▶ TRECHO FORNECIDO
--*--
Eleito em 2010 com 94.893 votos, o delegado da Polícia Federal busca enfrentar a corrupção no nível político. Em breve, deve será ser nomeado novo presidente da Frente Parlamentar Mista de Combate à Corrupção do Congresso. O comunista ficou muito conhecido em julho de 2008, quando comandou a Operação Satiagraha, termo indiano que significa a busca constante pela verdade.
A ação desvendou um dos maiores esquemas de desvios de recursos públicos (cerca de R$ 17 bilhões), evasão de divisas, lavagem de dinheiro e formação de quadrilha na história do Brasil.
A iniciativa culminou nas prisões do banqueiro Daniel Dantas, do especulador Naji Nahas e do ex-prefeito de São Paulo, Celso Pitta. Queiroz defende um plano nacional contra a corrupção, por meio de ações como a que apresentou no primeiro dia de mandato: a criação de um projeto de lei que prevê 30 anos de cadeia para corruptos e corruptores. Em 2008, o delegado federal não pensava em entrar na política.
Admite que foi difícil mudar de ideia, porque fazia um trabalho técnico de combate à corrupção, mas percebeu que era necessária uma movimentação política para mudar o quadro. Em meio a essa difícil cruzada em âmbito nacional, o deputado federal diz não se esquecer da Baixada Santista e demonstra preocupação com a violência em Guarujá.
--*--
▶ DADOS FORNECIDOS
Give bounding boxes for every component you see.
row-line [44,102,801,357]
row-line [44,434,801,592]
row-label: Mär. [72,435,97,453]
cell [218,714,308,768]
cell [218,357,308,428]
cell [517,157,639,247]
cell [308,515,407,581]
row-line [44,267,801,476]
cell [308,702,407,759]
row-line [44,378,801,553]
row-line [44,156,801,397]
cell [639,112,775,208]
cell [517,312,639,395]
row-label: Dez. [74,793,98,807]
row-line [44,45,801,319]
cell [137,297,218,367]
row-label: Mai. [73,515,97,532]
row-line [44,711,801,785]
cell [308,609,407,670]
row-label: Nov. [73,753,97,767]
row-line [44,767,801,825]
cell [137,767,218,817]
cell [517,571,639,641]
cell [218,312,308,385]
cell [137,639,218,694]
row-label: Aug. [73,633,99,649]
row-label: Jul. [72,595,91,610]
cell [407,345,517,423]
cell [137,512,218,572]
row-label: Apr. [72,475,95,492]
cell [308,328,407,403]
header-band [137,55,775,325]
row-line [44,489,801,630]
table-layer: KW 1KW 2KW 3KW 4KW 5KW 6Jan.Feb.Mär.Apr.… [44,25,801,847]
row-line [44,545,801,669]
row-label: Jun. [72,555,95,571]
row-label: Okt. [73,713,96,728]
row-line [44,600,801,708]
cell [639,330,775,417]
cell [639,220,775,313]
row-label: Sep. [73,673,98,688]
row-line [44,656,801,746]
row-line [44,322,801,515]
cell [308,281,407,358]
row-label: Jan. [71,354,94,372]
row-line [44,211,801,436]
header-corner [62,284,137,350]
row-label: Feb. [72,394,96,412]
--*--
▶ O PEDIDO
Digite de novo, sem mudar nada, a parte do texto sobre o delegado da Polícia Federal que começa com as palavras que contêm "Eleito em 2010" e termina com "constante pela verdade.".

▶ RESULTADO DO EXERCÍCIO
Eleito em 2010 com 94.893 votos, o delegado da Polícia Federal busca enfrentar a corrupção no nível político. Em breve, deve será ser nomeado novo presidente da Frente Parlamentar Mista de Combate à Corrupção do Congresso. O comunista ficou muito conhecido em julho de 2008, quando comandou a Operação Satiagraha, termo indiano que significa a busca constante pela verdade.